### Document extract
Inspiration

We were inspired by the rise of data-scraping tools that collect personal information without the user's knowledge. Instead of contributing to the problem, we wanted to flip the idea on its head—what if, instead of giving someone’s email address, we notified the target that someone was trying to find them? LeadPilot is a satirical take on data privacy, built to spark conversation.

What it does

LeadPilot masquerades as an email finder tool, but instead of returning a lead’s email and their data, it secretly notifies the person (the “victim”) that someone attempted to access their contact info. It’s a satirical tool designed to demonstrate how often personal data is queried without the user’s knowledge.

How we built it

We structured LeadPilot as a Flask web application, following a modular design to separate concerns and keep the project maintainable:

The core app logic lives inside the app folder, organized under main, which contains:

routes.py: Defines the main Flask routes, handling page requests and form submissions.

forms.py: Contains the form definitions and input validation logic.

templates/: Holds page templates like home.html, about.html, tracker.html, and error.html, rendered dynamically via Flask and Jinja2.

We used a static/ folder to organize assets like CSS (styles/page.css) and images, keeping frontend styling separate from logic.

A top-level templates/ folder holds base.html, serving as the main layout template extended by other pages.

The Emailer.py module implements a custom class for sending notification emails via smtplib and email.mime, managing SMTP authentication, building HTML emails, and handling send errors.

Configuration settings are stored in config.py, keeping sensitive and environment-specific details out of the main logic.

The application is launched from run.py, setting up the Flask app and pointing to the main blueprint.

Records taken from a dataset
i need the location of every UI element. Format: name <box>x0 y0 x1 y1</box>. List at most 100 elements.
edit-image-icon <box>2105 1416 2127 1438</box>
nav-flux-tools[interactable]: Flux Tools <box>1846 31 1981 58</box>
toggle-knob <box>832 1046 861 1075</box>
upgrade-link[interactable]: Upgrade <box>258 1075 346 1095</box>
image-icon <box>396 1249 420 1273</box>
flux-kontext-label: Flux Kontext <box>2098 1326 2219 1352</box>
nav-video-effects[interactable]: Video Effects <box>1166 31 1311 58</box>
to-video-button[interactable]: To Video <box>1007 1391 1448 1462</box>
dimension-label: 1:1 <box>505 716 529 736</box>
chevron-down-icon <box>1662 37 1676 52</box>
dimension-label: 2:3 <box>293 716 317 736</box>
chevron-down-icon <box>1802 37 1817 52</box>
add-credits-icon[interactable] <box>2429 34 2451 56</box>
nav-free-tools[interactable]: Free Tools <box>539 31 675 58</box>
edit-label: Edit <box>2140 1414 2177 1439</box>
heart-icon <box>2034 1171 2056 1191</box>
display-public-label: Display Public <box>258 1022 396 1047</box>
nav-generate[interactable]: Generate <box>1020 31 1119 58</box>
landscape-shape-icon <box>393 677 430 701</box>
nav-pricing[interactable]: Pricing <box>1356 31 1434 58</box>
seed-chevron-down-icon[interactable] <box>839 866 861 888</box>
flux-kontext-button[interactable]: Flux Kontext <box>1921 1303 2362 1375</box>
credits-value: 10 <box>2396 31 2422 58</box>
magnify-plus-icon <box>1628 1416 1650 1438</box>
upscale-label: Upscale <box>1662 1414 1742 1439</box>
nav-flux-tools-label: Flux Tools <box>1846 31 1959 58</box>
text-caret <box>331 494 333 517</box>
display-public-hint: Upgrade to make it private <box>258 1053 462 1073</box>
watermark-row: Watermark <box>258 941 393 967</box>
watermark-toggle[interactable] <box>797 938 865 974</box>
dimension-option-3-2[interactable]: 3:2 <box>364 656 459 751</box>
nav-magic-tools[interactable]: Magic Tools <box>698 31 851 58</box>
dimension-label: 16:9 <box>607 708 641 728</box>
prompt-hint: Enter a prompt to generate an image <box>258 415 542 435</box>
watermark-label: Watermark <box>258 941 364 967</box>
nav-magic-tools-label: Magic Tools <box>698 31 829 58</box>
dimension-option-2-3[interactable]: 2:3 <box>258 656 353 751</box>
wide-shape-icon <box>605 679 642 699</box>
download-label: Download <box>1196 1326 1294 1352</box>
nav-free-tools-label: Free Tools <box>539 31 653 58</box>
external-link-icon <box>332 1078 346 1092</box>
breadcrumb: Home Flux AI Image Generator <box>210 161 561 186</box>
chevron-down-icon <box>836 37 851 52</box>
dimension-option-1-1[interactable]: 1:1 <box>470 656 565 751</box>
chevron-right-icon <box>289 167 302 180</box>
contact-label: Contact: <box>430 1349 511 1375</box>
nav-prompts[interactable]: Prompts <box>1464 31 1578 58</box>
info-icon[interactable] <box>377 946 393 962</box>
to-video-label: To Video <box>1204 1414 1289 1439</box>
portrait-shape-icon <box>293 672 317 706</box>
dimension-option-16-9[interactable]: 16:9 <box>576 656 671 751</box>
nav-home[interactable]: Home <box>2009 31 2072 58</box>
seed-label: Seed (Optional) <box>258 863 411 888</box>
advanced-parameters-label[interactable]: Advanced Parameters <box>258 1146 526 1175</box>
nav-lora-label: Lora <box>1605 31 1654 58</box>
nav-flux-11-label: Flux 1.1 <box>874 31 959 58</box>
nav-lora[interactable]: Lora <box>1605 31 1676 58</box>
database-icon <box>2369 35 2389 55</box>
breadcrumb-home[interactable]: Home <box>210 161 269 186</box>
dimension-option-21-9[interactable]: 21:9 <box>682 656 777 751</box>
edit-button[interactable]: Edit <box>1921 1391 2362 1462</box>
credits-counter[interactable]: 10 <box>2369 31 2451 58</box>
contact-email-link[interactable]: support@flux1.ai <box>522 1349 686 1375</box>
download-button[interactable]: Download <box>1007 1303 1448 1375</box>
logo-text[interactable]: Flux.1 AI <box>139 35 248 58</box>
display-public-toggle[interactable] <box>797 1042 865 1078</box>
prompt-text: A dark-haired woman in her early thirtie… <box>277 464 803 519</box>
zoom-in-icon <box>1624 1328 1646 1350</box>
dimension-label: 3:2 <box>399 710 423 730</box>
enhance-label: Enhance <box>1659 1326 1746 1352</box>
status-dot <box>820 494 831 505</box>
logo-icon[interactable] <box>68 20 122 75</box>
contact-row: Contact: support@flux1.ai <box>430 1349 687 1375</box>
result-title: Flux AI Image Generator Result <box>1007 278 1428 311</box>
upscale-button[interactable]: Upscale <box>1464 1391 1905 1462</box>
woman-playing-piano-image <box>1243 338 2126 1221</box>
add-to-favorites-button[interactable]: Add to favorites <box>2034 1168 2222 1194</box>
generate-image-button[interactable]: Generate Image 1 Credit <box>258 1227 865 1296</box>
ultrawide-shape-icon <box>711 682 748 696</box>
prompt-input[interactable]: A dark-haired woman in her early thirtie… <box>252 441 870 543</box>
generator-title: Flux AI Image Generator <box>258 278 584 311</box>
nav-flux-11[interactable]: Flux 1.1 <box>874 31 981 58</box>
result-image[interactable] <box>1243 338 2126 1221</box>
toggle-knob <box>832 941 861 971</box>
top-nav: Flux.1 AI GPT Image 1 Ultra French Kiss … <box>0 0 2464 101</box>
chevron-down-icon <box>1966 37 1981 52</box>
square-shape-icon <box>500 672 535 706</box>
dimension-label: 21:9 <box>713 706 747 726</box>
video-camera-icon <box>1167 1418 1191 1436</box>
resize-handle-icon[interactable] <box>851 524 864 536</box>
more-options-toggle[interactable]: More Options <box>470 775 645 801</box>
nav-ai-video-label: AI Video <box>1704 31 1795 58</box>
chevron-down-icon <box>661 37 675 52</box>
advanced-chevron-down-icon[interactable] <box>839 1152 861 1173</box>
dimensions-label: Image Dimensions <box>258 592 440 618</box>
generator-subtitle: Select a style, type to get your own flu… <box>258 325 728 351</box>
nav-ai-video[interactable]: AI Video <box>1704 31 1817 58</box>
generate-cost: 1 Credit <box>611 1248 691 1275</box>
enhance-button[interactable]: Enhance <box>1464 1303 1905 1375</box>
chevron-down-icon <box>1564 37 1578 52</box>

### Instructions
**1.** According to the LeadPilot writeup, why are configuration settings kept in config.py?
**2.** Which Python (.py) files does the LeadPilot writeup name?
**3.** Can you continue the LeadPilot writeup from where it ends?

### Answer set
**1.** They are kept there so that sensitive and environment-specific details stay out of the main logic.

**2.** routes.py, forms.py, Emailer.py, config.py, run.py

**3.**
We tied these components together using Flask blueprints, template inheritance, and static routing to build a convincing SaaS-style interface. Despite its appearance, no actual data scraping occurs—input data is only used to notify the “target” via email.

Challenges we ran into

We had to deal with email provider limits and and are still working to ensure our notification emails don't end up in spam folders. Finding the right balance between realism and ethical awareness was key.

Accomplishments that we're proud of

We’re proud of creating a complete user flow—from form submission to the notification email—in under this short amount of time. The platform successfully looks legitimate at first glance, which makes the notification even more impactful. We’re also proud that LeadPilot sparks conversations about privacy and data ethics.

What we learned

We learned about crafting deceptive (but ethical) UI/UX design, working with email APIs, and deploying Flask apps quickly. We also gained insight into email deliverability challenges and how much people trust professional-looking web interfaces.

What's next for LeadPilot

We’d love to expand LeadPilot into an interactive cybersecurity education tool, giving notified users actionable tips on data privacy. We’re also considering adding an opt-in leaderboard showing how many times a user was “searched” as a fun feature.